start
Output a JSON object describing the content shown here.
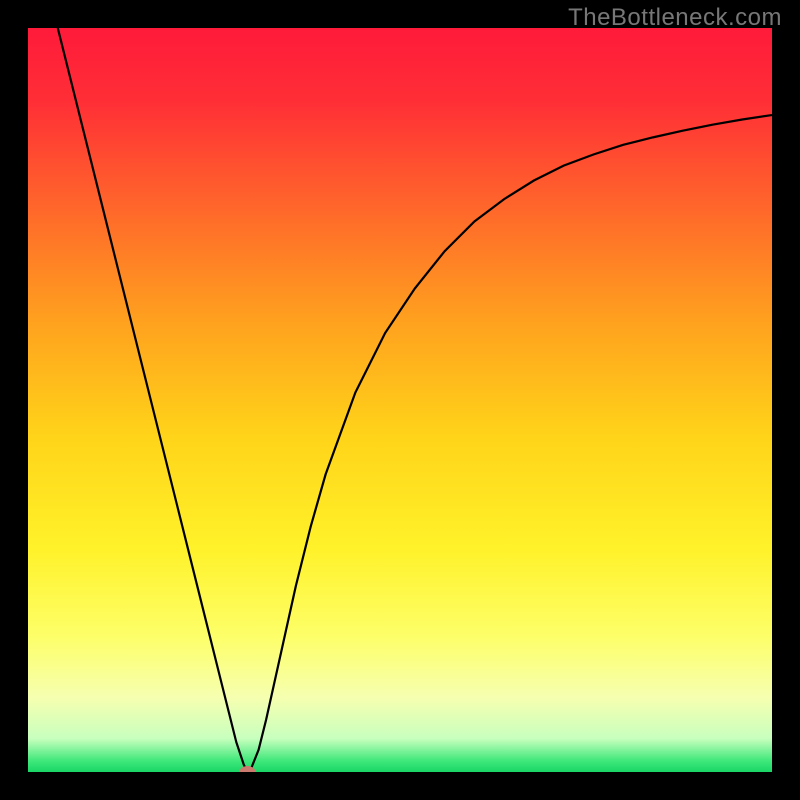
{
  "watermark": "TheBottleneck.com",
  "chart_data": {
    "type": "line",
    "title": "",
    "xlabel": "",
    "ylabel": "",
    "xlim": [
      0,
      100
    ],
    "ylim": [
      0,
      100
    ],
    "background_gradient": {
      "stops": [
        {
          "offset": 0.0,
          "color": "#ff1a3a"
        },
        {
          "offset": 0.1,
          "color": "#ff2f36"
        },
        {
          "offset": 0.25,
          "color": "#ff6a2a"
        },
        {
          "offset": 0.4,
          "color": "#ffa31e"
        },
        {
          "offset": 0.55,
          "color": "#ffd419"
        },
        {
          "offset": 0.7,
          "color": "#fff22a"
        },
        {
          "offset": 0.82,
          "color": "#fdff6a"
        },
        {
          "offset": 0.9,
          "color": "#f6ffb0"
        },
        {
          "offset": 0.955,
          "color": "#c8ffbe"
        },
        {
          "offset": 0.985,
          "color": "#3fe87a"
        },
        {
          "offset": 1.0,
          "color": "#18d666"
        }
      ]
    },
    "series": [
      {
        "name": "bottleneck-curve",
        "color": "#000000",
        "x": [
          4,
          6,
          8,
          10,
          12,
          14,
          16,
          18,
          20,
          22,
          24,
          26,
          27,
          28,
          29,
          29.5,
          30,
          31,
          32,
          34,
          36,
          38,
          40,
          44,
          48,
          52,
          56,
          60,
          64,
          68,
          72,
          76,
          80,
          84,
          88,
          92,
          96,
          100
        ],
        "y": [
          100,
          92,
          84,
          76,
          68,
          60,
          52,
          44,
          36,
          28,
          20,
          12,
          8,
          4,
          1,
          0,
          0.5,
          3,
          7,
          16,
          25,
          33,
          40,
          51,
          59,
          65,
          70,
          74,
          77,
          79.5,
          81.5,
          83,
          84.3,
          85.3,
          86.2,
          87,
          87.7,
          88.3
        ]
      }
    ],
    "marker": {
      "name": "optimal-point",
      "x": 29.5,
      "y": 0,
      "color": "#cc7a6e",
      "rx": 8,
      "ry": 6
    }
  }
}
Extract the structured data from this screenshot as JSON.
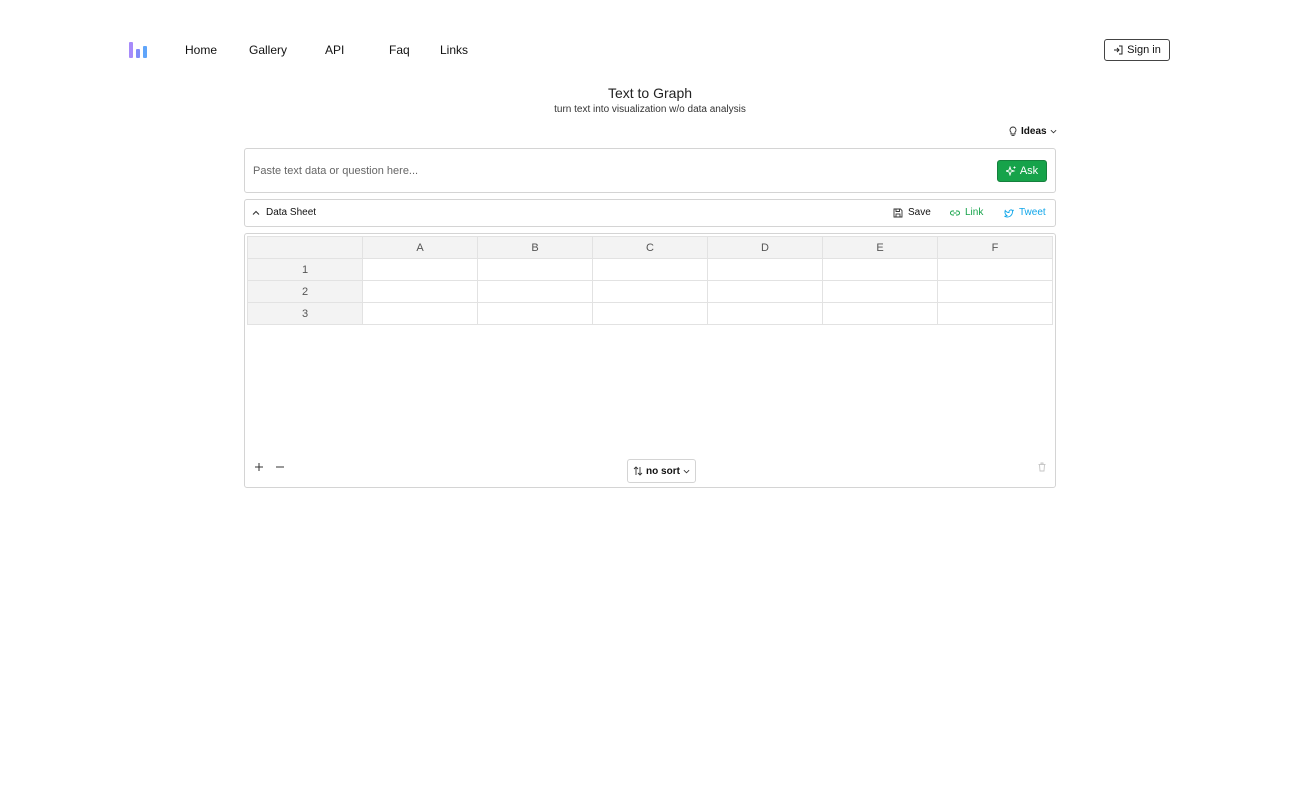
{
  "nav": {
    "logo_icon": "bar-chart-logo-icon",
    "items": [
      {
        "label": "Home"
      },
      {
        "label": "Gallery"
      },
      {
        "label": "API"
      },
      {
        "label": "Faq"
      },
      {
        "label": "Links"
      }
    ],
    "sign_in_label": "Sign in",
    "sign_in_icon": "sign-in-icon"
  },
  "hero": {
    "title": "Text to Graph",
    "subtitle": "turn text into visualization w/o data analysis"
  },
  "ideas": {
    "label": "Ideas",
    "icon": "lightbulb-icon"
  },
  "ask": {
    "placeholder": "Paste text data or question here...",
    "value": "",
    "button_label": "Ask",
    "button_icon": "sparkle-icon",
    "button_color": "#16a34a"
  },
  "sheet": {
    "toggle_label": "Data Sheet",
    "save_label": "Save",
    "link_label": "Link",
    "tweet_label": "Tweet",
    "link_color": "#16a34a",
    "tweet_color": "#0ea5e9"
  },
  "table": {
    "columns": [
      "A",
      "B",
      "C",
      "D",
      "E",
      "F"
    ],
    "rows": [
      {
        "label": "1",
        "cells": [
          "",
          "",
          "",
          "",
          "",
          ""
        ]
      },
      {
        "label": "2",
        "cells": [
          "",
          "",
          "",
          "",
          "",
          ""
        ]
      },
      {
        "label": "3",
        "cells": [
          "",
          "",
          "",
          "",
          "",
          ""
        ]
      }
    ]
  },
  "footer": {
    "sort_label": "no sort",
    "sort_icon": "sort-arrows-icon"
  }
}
end
Check each line of the records above for "JSON", and copy those that have it.

WRITTEN ANSWER.
Output a JSON object describing the content shown here.
Extract the structured data from this screenshot as JSON.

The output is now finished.